-- Begin RECORDS FOR THE EXERCISE --
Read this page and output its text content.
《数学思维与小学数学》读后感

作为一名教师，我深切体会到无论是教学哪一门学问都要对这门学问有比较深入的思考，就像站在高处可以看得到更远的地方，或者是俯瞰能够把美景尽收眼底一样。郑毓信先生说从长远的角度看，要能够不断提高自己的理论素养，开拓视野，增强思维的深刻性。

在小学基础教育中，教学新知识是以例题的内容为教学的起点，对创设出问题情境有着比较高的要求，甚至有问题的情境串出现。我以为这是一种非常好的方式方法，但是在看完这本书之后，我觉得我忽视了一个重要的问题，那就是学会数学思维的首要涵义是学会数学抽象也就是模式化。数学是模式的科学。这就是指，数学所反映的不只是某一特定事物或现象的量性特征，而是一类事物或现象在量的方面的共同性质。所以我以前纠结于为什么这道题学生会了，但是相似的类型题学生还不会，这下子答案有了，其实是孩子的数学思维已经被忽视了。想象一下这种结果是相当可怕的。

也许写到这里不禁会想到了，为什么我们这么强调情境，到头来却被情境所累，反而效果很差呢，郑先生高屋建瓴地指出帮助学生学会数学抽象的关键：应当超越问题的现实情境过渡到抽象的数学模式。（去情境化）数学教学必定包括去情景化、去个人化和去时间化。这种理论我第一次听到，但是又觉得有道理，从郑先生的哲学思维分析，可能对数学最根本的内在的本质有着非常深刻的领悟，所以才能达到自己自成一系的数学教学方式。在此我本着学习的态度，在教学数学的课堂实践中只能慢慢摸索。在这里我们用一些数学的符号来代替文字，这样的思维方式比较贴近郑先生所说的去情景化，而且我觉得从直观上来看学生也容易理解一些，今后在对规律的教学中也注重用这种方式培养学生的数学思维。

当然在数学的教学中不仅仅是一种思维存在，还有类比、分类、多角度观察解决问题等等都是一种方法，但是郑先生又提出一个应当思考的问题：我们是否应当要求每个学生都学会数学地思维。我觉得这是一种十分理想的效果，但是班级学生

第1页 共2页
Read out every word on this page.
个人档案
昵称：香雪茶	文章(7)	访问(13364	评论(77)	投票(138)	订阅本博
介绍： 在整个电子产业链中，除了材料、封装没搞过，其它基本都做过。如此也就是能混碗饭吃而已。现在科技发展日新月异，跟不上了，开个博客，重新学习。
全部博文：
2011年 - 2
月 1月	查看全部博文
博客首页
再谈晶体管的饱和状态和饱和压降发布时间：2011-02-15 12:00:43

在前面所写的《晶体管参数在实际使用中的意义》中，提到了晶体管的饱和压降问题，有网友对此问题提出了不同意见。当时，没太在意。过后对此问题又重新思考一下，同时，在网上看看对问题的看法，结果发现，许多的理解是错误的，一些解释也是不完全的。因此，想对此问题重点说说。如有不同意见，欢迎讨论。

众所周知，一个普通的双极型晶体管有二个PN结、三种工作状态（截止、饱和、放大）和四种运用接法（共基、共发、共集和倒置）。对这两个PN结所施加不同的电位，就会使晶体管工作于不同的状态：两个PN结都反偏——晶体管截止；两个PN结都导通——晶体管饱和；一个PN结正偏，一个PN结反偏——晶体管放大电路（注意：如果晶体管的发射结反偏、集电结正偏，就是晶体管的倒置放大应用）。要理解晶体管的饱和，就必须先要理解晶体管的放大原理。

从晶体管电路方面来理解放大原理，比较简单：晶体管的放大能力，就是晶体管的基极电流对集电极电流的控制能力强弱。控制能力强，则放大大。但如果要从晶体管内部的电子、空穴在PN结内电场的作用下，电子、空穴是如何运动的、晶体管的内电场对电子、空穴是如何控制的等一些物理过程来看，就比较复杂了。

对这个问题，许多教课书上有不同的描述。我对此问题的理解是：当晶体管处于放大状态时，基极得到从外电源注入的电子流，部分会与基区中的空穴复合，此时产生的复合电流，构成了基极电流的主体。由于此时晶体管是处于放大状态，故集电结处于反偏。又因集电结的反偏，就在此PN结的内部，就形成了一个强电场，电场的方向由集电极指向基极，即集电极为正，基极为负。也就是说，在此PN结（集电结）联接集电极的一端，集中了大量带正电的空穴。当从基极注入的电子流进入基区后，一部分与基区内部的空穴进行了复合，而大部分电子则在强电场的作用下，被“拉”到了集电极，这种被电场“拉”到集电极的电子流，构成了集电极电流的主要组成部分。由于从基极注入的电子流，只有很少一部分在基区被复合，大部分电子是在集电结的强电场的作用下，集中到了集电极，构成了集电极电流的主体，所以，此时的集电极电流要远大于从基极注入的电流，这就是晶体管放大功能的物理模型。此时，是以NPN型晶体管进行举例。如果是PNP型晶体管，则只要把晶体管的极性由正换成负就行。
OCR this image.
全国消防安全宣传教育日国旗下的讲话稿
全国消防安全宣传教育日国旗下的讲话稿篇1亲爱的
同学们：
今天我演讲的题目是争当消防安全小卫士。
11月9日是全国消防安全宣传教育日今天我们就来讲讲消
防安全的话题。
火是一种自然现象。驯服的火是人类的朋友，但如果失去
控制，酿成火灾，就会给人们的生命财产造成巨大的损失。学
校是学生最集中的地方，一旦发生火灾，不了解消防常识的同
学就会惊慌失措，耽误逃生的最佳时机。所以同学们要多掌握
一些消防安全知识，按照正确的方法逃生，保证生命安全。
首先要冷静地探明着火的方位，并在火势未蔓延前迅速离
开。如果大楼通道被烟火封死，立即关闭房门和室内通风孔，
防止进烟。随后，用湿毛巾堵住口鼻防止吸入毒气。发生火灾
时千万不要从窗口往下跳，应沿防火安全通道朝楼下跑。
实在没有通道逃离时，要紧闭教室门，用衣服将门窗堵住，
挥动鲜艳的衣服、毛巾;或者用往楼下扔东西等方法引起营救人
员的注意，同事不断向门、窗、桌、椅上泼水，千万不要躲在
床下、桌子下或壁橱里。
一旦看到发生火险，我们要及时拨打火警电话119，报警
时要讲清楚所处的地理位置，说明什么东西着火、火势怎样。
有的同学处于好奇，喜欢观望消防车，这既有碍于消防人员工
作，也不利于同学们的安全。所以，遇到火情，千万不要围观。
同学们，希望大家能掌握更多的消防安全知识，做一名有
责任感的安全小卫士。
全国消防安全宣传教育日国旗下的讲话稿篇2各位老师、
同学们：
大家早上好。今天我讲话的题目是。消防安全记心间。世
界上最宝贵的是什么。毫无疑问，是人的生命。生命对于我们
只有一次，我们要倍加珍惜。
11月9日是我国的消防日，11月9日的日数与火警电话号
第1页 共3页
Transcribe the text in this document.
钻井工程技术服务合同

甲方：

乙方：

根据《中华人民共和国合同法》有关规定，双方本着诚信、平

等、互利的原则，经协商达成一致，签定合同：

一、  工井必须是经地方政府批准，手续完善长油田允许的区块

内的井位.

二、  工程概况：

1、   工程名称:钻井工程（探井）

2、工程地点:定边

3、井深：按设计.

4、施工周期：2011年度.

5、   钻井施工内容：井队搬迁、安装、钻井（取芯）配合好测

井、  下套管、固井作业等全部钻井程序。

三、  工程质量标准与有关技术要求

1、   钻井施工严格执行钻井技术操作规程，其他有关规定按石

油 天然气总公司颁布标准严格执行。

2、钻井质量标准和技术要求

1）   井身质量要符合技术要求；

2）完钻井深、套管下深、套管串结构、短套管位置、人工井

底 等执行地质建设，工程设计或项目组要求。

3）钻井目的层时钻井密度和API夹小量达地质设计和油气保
-- End RECORDS FOR THE EXERCISE --
Gather all lines from the records above in which "text" appears.

## TASK OUTPUT:
Read this page and output its text content.
Transcribe the text in this document.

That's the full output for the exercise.